::: Data to use :::

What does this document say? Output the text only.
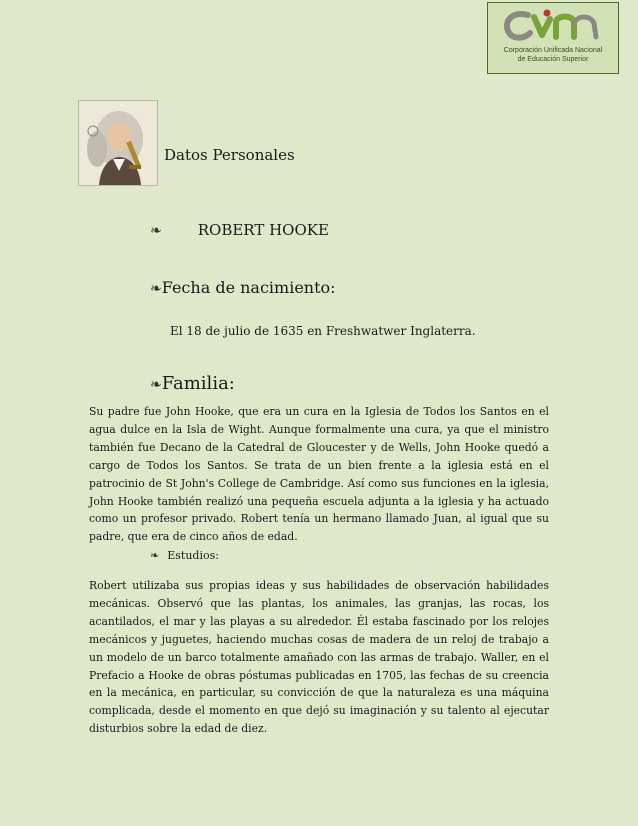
Corporación Unificada Nacional
de Educación Superior
Datos Personales
❧ ROBERT HOOKE
❧ Fecha de nacimiento:
El 18 de julio de 1635 en Freshwatwer Inglaterra.
❧ Familia:

Su padre fue John Hooke, que era un cura en la Iglesia de Todos los Santos en el agua dulce en la Isla de Wight. Aunque formalmente una cura, ya que el ministro también fue Decano de la Catedral de Gloucester y de Wells, John Hooke quedó a cargo de Todos los Santos. Se trata de un bien frente a la iglesia está en el patrocinio de St John's College de Cambridge. Así como sus funciones en la iglesia, John Hooke también realizó una pequeña escuela adjunta a la iglesia y ha actuado como un profesor privado. Robert tenía un hermano llamado Juan, al igual que su padre, que era de cinco años de edad.

❧ Estudios:

Robert utilizaba sus propias ideas y sus habilidades de observación habilidades mecánicas. Observó que las plantas, los animales, las granjas, las rocas, los acantilados, el mar y las playas a su alrededor. Él estaba fascinado por los relojes mecánicos y juguetes, haciendo muchas cosas de madera de un reloj de trabajo a un modelo de un barco totalmente amañado con las armas de trabajo. Waller, en el Prefacio a Hooke de obras póstumas publicadas en 1705, las fechas de su creencia en la mecánica, en particular, su convicción de que la naturaleza es una máquina complicada, desde el momento en que dejó su imaginación y su talento al ejecutar disturbios sobre la edad de diez.
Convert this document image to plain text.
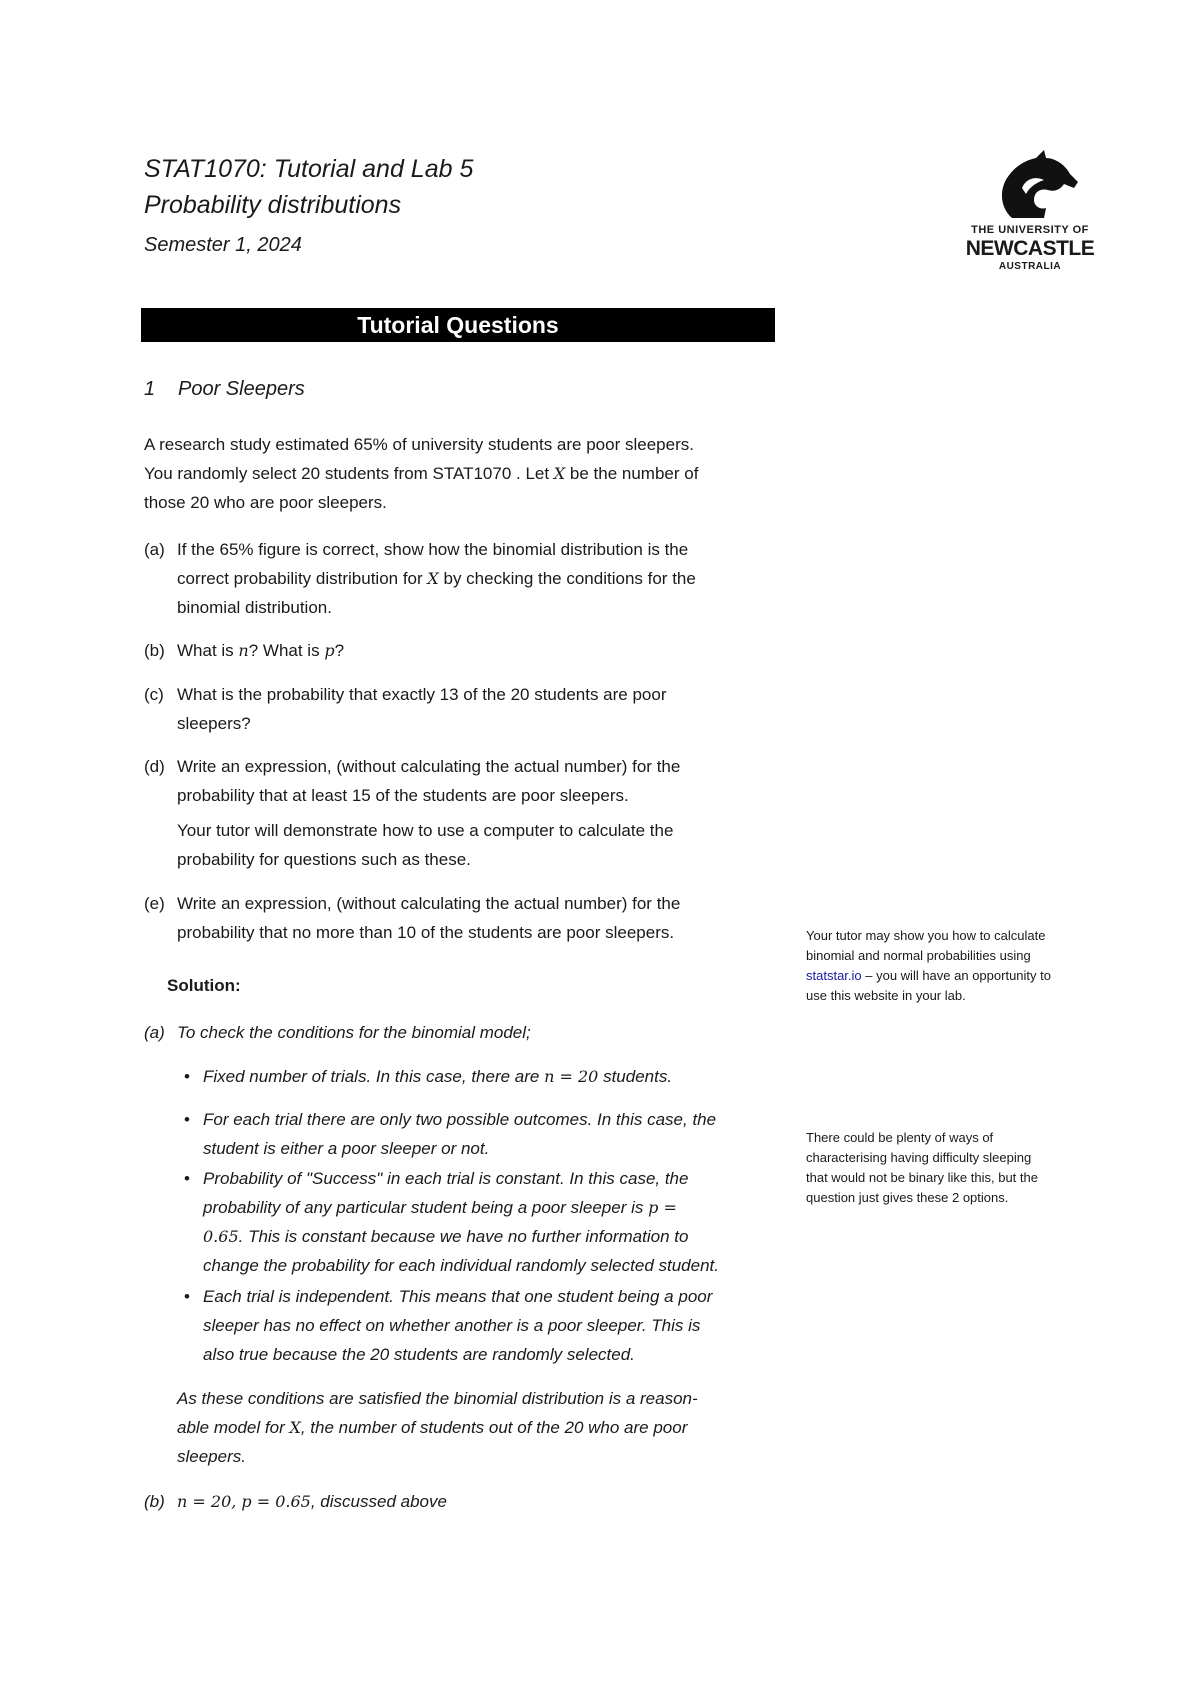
STAT1070: Tutorial and Lab 5
Probability distributions
Semester 1, 2024
THE UNIVERSITY OF
NEWCASTLE
AUSTRALIA
Tutorial Questions
1 Poor Sleepers
A research study estimated 65% of university students are poor sleepers.
You randomly select 20 students from STAT1070 . Let X be the number of
those 20 who are poor sleepers.
(a) If the 65% figure is correct, show how the binomial distribution is the
correct probability distribution for X by checking the conditions for the
binomial distribution.
(b) What is n? What is p?
(c) What is the probability that exactly 13 of the 20 students are poor
sleepers?
(d) Write an expression, (without calculating the actual number) for the
probability that at least 15 of the students are poor sleepers.
Your tutor will demonstrate how to use a computer to calculate the
probability for questions such as these.
(e) Write an expression, (without calculating the actual number) for the
probability that no more than 10 of the students are poor sleepers.	Your tutor may show you how to calculate
binomial and normal probabilities using
statstar.io – you will have an opportunity to
use this website in your lab.
Solution:
(a) To check the conditions for the binomial model;
• Fixed number of trials. In this case, there are n = 20 students.
• For each trial there are only two possible outcomes. In this case, the
student is either a poor sleeper or not.
There could be plenty of ways of
characterising having difficulty sleeping
that would not be binary like this, but the
question just gives these 2 options.
• Probability of "Success" in each trial is constant. In this case, the
probability of any particular student being a poor sleeper is p =
0.65. This is constant because we have no further information to
change the probability for each individual randomly selected student.
• Each trial is independent. This means that one student being a poor
sleeper has no effect on whether another is a poor sleeper. This is
also true because the 20 students are randomly selected.
As these conditions are satisfied the binomial distribution is a reason-
able model for X, the number of students out of the 20 who are poor
sleepers.
(b) n = 20, p = 0.65, discussed above
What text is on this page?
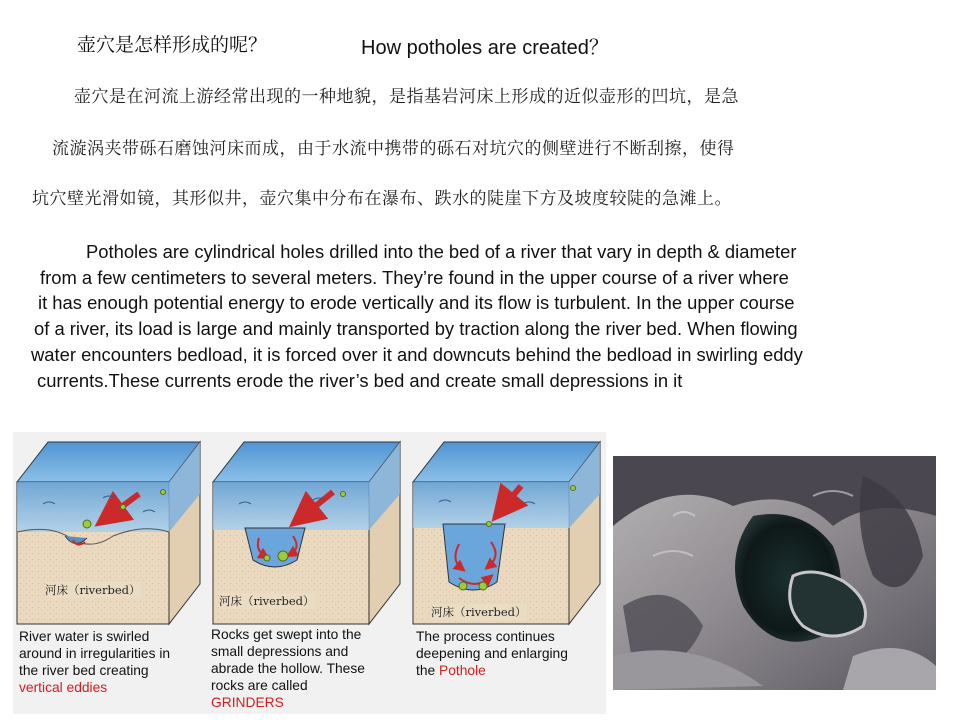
壶穴是怎样形成的呢？	How potholes are created？
壶穴是在河流上游经常出现的一种地貌，是指基岩河床上形成的近似壶形的凹坑，是急
流漩涡夹带砾石磨蚀河床而成，由于水流中携带的砾石对坑穴的侧壁进行不断刮擦，使得
坑穴壁光滑如镜，其形似井，壶穴集中分布在瀑布、跌水的陡崖下方及坡度较陡的急滩上。
Potholes are cylindrical holes drilled into the bed of a river that vary in depth & diameter
from a few centimeters to several meters. They’re found in the upper course of a river where
it has enough potential energy to erode vertically and its flow is turbulent. In the upper course
of a river, its load is large and mainly transported by traction along the river bed. When flowing
water encounters bedload, it is forced over it and downcuts behind the bedload in swirling eddy
currents.These currents erode the river’s bed and create small depressions in it
河床（riverbed）
河床（riverbed）
河床（riverbed）
River water is swirled
around in irregularities in
the river bed creating
vertical eddies
Rocks get swept into the
small depressions and
abrade the hollow. These
rocks are called
GRINDERS
The process continues
deepening and enlarging
the Pothole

:::

__Exercise objective__: Quote all of the entries word for word, omitting any pictures.

__Task result__:
What does this document say? Output the text only.
Corporación Unificada Nacional
de Educación Superior
Datos Personales
❧ ROBERT HOOKE
❧ Fecha de nacimiento:
El 18 de julio de 1635 en Freshwatwer Inglaterra.
❧ Familia:

Su padre fue John Hooke, que era un cura en la Iglesia de Todos los Santos en el agua dulce en la Isla de Wight. Aunque formalmente una cura, ya que el ministro también fue Decano de la Catedral de Gloucester y de Wells, John Hooke quedó a cargo de Todos los Santos. Se trata de un bien frente a la iglesia está en el patrocinio de St John's College de Cambridge. Así como sus funciones en la iglesia, John Hooke también realizó una pequeña escuela adjunta a la iglesia y ha actuado como un profesor privado. Robert tenía un hermano llamado Juan, al igual que su padre, que era de cinco años de edad.

❧ Estudios:

Robert utilizaba sus propias ideas y sus habilidades de observación habilidades mecánicas. Observó que las plantas, los animales, las granjas, las rocas, los acantilados, el mar y las playas a su alrededor. Él estaba fascinado por los relojes mecánicos y juguetes, haciendo muchas cosas de madera de un reloj de trabajo a un modelo de un barco totalmente amañado con las armas de trabajo. Waller, en el Prefacio a Hooke de obras póstumas publicadas en 1705, las fechas de su creencia en la mecánica, en particular, su convicción de que la naturaleza es una máquina complicada, desde el momento en que dejó su imaginación y su talento al ejecutar disturbios sobre la edad de diez.
Convert this document image to plain text.
STAT1070: Tutorial and Lab 5
Probability distributions
Semester 1, 2024
THE UNIVERSITY OF
NEWCASTLE
AUSTRALIA
Tutorial Questions
1 Poor Sleepers
A research study estimated 65% of university students are poor sleepers.
You randomly select 20 students from STAT1070 . Let X be the number of
those 20 who are poor sleepers.
(a) If the 65% figure is correct, show how the binomial distribution is the
correct probability distribution for X by checking the conditions for the
binomial distribution.
(b) What is n? What is p?
(c) What is the probability that exactly 13 of the 20 students are poor
sleepers?
(d) Write an expression, (without calculating the actual number) for the
probability that at least 15 of the students are poor sleepers.
Your tutor will demonstrate how to use a computer to calculate the
probability for questions such as these.
(e) Write an expression, (without calculating the actual number) for the
probability that no more than 10 of the students are poor sleepers.	Your tutor may show you how to calculate
binomial and normal probabilities using
statstar.io – you will have an opportunity to
use this website in your lab.
Solution:
(a) To check the conditions for the binomial model;
• Fixed number of trials. In this case, there are n = 20 students.
• For each trial there are only two possible outcomes. In this case, the
student is either a poor sleeper or not.
There could be plenty of ways of
characterising having difficulty sleeping
that would not be binary like this, but the
question just gives these 2 options.
• Probability of "Success" in each trial is constant. In this case, the
probability of any particular student being a poor sleeper is p =
0.65. This is constant because we have no further information to
change the probability for each individual randomly selected student.
• Each trial is independent. This means that one student being a poor
sleeper has no effect on whether another is a poor sleeper. This is
also true because the 20 students are randomly selected.
As these conditions are satisfied the binomial distribution is a reason-
able model for X, the number of students out of the 20 who are poor
sleepers.
(b) n = 20, p = 0.65, discussed above
What text is on this page?
壶穴是怎样形成的呢？	How potholes are created？
壶穴是在河流上游经常出现的一种地貌，是指基岩河床上形成的近似壶形的凹坑，是急
流漩涡夹带砾石磨蚀河床而成，由于水流中携带的砾石对坑穴的侧壁进行不断刮擦，使得
坑穴壁光滑如镜，其形似井，壶穴集中分布在瀑布、跌水的陡崖下方及坡度较陡的急滩上。
Potholes are cylindrical holes drilled into the bed of a river that vary in depth & diameter
from a few centimeters to several meters. They’re found in the upper course of a river where
it has enough potential energy to erode vertically and its flow is turbulent. In the upper course
of a river, its load is large and mainly transported by traction along the river bed. When flowing
water encounters bedload, it is forced over it and downcuts behind the bedload in swirling eddy
currents.These currents erode the river’s bed and create small depressions in it
河床（riverbed）
河床（riverbed）
河床（riverbed）
River water is swirled
around in irregularities in
the river bed creating
vertical eddies
Rocks get swept into the
small depressions and
abrade the hollow. These
rocks are called
GRINDERS
The process continues
deepening and enlarging
the Pothole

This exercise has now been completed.